[start of Records provided]

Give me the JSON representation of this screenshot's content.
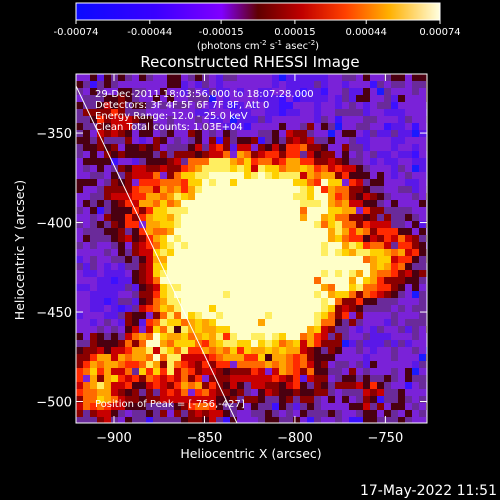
{
  "image": {
    "title": "Reconstructed RHESSI Image",
    "x_axis_label": "Heliocentric X (arcsec)",
    "y_axis_label": "Heliocentric Y (arcsec)",
    "x_ticks": [
      "-900",
      "-850",
      "-800",
      "-750"
    ],
    "y_ticks": [
      "-350",
      "-400",
      "-450",
      "-500"
    ],
    "x_range": [
      -921,
      -727
    ],
    "y_range": [
      -317,
      -512
    ],
    "colorbar": {
      "ticks": [
        "-0.00074",
        "-0.00044",
        "-0.00015",
        "0.00015",
        "0.00044",
        "0.00074"
      ],
      "range": [
        -0.00074,
        0.00074
      ],
      "unit_prefix": "(photons cm",
      "unit_exp1": "-2",
      "unit_mid1": " s",
      "unit_exp2": "-1",
      "unit_mid2": " asec",
      "unit_exp3": "-2",
      "unit_suffix": ")"
    },
    "info_lines": [
      "29-Dec-2011 18:03:56.000 to 18:07:28.000",
      "Detectors: 3F 4F 5F 6F 7F 8F, Att 0",
      "Energy Range: 12.0 - 25.0 keV",
      "Clean    Total counts: 1.03E+04"
    ],
    "peak_label": "Position of Peak = [-756,-427]",
    "peak_position": [
      -756,
      -427
    ],
    "timestamp": "17-May-2022 11:51",
    "colors": {
      "background": "#000000",
      "text": "#ffffff",
      "limb_line": "#ffffff"
    }
  }
}
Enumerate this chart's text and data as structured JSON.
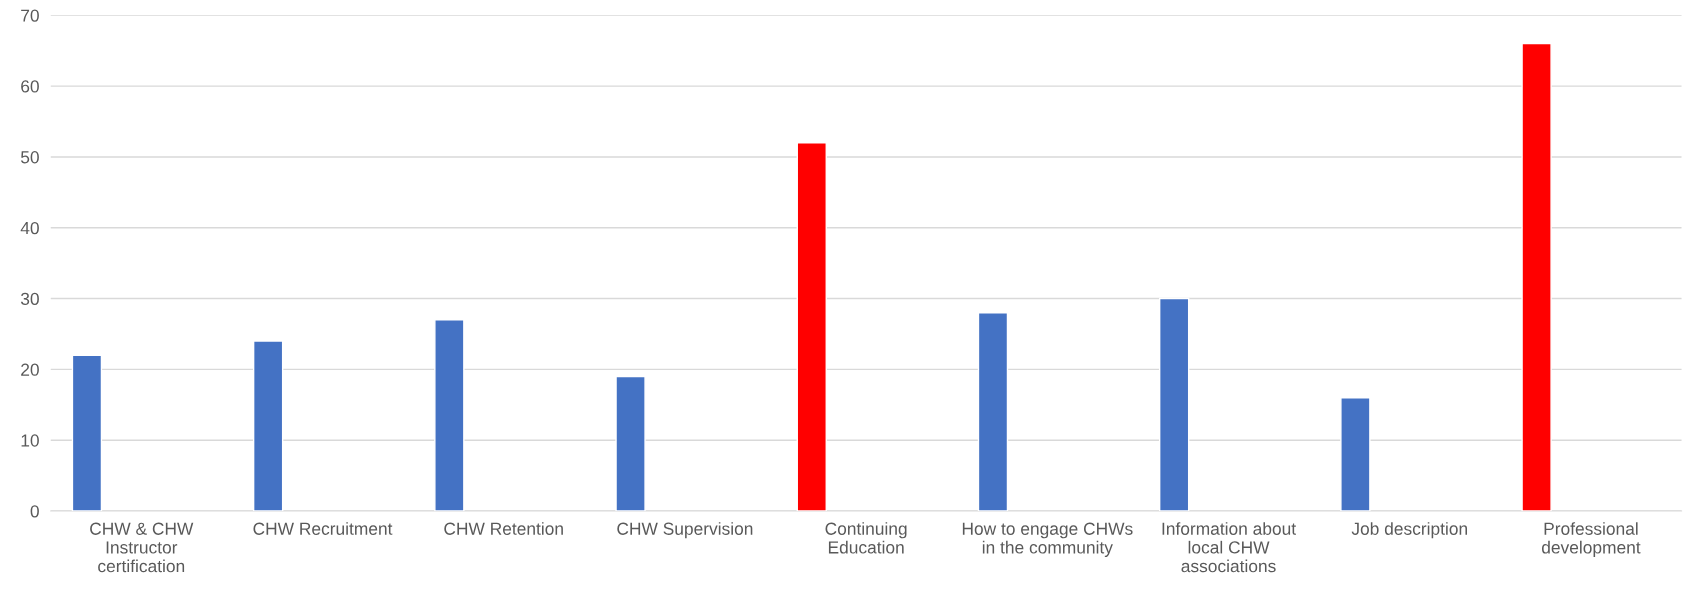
{
  "chart_data": {
    "type": "bar",
    "categories": [
      "CHW & CHW Instructor certification",
      "CHW Recruitment",
      "CHW Retention",
      "CHW Supervision",
      "Continuing Education",
      "How to engage CHWs in the community",
      "Information about local CHW associations",
      "Job description",
      "Professional development"
    ],
    "values": [
      22,
      24,
      27,
      19,
      52,
      28,
      30,
      16,
      66
    ],
    "colors": [
      "#4472c4",
      "#4472c4",
      "#4472c4",
      "#4472c4",
      "#ff0000",
      "#4472c4",
      "#4472c4",
      "#4472c4",
      "#ff0000"
    ],
    "ylim": [
      0,
      70
    ],
    "yticks": [
      0,
      10,
      20,
      30,
      40,
      50,
      60,
      70
    ],
    "grid": "y",
    "legend": false
  }
}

[end of Records provided]

**Exercise goal**
Of the lines in the entries above, how many include "text"? Only the number should be given.

**In response**
2